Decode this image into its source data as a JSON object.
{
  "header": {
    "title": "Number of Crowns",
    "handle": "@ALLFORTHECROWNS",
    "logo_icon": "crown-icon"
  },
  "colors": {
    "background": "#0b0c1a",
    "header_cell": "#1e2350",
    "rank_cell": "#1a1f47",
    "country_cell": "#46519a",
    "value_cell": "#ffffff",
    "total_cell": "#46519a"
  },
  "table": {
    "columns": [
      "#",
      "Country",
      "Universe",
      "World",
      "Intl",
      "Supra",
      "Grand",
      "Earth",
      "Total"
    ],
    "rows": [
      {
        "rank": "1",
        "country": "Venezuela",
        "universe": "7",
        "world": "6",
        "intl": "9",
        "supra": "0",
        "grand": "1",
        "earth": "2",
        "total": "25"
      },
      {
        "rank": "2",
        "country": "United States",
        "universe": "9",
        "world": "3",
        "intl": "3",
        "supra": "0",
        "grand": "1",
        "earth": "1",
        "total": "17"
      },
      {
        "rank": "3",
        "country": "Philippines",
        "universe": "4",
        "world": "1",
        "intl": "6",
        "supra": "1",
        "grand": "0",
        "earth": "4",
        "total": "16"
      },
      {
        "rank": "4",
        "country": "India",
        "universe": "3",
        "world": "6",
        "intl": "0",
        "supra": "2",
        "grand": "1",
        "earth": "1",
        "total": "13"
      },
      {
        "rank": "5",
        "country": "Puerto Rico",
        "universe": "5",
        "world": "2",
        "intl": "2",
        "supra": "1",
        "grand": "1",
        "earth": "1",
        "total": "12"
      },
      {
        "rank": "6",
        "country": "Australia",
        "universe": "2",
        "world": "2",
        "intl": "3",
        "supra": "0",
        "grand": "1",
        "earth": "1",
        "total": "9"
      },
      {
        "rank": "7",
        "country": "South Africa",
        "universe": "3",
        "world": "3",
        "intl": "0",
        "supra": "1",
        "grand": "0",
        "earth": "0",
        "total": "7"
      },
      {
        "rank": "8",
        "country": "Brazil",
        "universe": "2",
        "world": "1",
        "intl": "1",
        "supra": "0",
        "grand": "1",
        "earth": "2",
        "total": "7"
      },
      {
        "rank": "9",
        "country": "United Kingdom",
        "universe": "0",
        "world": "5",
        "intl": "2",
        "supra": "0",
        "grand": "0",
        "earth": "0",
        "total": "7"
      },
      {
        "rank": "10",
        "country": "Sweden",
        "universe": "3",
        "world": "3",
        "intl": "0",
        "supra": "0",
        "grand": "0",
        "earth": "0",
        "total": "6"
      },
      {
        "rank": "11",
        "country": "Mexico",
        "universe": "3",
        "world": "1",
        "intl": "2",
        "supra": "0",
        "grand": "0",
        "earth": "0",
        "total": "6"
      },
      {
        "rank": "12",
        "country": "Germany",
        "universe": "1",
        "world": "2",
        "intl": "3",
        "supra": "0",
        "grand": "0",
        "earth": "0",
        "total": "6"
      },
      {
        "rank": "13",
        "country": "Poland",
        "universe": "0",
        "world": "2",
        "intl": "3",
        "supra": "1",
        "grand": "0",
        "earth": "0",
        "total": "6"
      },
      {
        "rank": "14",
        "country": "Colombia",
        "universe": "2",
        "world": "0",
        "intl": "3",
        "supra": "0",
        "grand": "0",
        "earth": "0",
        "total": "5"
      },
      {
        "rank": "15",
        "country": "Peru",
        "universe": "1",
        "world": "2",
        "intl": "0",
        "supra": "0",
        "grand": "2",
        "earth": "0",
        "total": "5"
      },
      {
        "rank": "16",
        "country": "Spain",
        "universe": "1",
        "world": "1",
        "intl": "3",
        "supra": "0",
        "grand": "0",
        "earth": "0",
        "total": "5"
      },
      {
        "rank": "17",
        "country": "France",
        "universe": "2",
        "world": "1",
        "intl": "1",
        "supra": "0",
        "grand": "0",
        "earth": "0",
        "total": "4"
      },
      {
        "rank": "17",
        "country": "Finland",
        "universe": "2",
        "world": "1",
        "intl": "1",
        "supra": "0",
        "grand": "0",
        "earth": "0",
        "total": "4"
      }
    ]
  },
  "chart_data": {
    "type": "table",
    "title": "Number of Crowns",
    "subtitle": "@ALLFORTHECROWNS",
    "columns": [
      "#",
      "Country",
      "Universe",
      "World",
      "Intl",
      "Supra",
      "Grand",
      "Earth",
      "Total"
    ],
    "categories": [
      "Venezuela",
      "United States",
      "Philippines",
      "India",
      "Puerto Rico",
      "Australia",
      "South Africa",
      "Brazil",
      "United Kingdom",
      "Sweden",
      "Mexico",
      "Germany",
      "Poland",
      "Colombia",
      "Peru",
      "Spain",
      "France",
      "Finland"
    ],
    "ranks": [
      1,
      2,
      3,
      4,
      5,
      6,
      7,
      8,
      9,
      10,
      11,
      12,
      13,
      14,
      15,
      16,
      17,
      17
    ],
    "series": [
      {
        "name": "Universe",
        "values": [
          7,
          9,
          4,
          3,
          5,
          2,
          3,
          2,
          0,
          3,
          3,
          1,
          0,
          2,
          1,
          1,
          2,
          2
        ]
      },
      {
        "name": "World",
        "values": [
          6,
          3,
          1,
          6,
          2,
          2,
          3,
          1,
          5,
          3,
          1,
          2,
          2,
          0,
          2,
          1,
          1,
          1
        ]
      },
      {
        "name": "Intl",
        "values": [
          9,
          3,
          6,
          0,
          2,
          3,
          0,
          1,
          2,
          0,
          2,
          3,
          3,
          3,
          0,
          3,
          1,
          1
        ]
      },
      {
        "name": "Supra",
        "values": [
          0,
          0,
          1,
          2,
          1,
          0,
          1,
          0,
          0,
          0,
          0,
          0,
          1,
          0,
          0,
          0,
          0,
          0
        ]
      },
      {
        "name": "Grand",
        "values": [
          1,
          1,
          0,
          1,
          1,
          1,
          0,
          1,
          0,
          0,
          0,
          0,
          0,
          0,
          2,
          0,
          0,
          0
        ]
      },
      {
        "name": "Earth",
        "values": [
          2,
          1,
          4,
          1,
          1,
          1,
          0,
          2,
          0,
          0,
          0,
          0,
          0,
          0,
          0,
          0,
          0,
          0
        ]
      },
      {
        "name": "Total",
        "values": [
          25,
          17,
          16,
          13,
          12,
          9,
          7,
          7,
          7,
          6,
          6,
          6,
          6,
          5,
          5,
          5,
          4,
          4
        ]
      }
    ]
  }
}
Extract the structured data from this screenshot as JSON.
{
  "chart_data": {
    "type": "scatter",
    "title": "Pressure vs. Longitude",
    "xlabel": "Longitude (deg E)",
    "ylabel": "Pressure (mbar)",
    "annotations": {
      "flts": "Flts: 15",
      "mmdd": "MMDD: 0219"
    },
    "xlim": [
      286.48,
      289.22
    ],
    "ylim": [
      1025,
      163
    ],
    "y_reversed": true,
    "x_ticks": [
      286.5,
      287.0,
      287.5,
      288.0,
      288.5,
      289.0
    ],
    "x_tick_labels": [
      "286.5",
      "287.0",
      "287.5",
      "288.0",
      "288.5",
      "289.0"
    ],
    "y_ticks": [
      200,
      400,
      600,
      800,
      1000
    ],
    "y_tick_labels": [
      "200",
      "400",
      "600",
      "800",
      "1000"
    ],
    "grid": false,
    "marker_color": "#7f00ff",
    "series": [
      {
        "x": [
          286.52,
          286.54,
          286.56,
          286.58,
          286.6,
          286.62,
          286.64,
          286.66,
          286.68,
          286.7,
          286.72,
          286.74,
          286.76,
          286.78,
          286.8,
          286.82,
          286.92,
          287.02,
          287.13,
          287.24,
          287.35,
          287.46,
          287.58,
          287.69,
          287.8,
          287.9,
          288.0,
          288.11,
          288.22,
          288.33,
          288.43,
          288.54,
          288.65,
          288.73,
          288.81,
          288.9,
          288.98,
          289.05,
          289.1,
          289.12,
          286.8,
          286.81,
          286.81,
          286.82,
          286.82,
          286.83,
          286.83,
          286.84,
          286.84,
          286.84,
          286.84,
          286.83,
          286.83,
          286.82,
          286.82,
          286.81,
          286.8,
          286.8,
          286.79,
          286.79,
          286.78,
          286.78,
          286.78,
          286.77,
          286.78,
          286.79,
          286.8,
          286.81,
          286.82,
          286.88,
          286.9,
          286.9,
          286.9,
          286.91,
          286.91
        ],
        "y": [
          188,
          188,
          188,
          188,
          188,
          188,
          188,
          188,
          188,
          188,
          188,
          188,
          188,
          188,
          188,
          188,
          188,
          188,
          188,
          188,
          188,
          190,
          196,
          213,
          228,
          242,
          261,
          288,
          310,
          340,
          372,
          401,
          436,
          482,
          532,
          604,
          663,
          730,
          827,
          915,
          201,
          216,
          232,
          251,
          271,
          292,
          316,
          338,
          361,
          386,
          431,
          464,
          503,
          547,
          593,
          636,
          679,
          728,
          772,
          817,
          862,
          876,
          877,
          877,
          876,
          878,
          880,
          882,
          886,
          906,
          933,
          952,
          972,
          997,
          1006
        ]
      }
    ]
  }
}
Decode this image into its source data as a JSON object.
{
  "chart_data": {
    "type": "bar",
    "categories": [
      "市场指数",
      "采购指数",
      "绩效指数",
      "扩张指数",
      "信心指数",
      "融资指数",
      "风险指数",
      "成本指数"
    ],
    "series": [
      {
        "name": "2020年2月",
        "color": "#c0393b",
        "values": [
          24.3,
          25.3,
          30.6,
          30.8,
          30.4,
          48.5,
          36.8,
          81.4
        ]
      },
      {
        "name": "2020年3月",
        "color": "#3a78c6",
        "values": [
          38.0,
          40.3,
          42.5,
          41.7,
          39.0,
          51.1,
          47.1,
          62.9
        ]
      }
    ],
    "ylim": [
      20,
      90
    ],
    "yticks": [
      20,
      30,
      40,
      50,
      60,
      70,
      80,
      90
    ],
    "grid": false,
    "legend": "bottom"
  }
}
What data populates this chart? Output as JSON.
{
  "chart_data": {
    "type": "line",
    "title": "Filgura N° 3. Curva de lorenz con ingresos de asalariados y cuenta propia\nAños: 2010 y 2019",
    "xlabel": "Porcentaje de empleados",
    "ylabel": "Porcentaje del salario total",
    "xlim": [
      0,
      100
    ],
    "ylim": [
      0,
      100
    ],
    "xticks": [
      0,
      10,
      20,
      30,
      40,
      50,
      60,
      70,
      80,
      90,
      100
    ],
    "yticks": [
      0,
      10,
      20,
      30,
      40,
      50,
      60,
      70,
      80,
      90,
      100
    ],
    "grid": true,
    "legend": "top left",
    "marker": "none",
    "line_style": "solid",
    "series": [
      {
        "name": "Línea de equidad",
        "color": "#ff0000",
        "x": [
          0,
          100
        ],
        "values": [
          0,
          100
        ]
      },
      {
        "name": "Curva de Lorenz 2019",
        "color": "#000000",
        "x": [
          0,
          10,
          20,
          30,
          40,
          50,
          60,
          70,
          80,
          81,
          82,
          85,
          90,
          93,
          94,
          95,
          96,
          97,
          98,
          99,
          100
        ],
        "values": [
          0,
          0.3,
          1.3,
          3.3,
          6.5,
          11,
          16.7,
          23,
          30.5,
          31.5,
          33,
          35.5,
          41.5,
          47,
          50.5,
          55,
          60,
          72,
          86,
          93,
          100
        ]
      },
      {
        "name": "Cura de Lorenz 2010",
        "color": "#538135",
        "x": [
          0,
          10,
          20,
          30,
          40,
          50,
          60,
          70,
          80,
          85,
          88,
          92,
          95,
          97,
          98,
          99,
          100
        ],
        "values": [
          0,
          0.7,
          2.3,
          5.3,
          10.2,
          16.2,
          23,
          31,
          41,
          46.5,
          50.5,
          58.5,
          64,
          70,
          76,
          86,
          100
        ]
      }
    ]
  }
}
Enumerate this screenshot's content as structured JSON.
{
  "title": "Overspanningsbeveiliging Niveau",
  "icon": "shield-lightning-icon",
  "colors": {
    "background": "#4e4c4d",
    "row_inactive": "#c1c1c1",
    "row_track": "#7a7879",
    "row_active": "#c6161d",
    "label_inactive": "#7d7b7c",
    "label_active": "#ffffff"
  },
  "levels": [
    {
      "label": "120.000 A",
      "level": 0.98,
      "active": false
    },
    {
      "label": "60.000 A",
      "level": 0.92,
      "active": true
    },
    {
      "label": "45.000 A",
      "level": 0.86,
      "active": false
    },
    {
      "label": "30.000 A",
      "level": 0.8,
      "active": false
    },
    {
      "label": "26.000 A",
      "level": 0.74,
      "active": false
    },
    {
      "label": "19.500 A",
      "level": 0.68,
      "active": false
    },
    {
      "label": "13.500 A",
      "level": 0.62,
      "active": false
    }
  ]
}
==================================================
Each line from the one containing "Enumerate this screenshot's" to the end of the listing above should be copied exactly, and nothing else.

> **Answer**
Enumerate this screenshot's content as structured JSON.
{
  "title": "Overspanningsbeveiliging Niveau",
  "icon": "shield-lightning-icon",
  "colors": {
    "background": "#4e4c4d",
    "row_inactive": "#c1c1c1",
    "row_track": "#7a7879",
    "row_active": "#c6161d",
    "label_inactive": "#7d7b7c",
    "label_active": "#ffffff"
  },
  "levels": [
    {
      "label": "120.000 A",
      "level": 0.98,
      "active": false
    },
    {
      "label": "60.000 A",
      "level": 0.92,
      "active": true
    },
    {
      "label": "45.000 A",
      "level": 0.86,
      "active": false
    },
    {
      "label": "30.000 A",
      "level": 0.8,
      "active": false
    },
    {
      "label": "26.000 A",
      "level": 0.74,
      "active": false
    },
    {
      "label": "19.500 A",
      "level": 0.68,
      "active": false
    },
    {
      "label": "13.500 A",
      "level": 0.62,
      "active": false
    }
  ]
}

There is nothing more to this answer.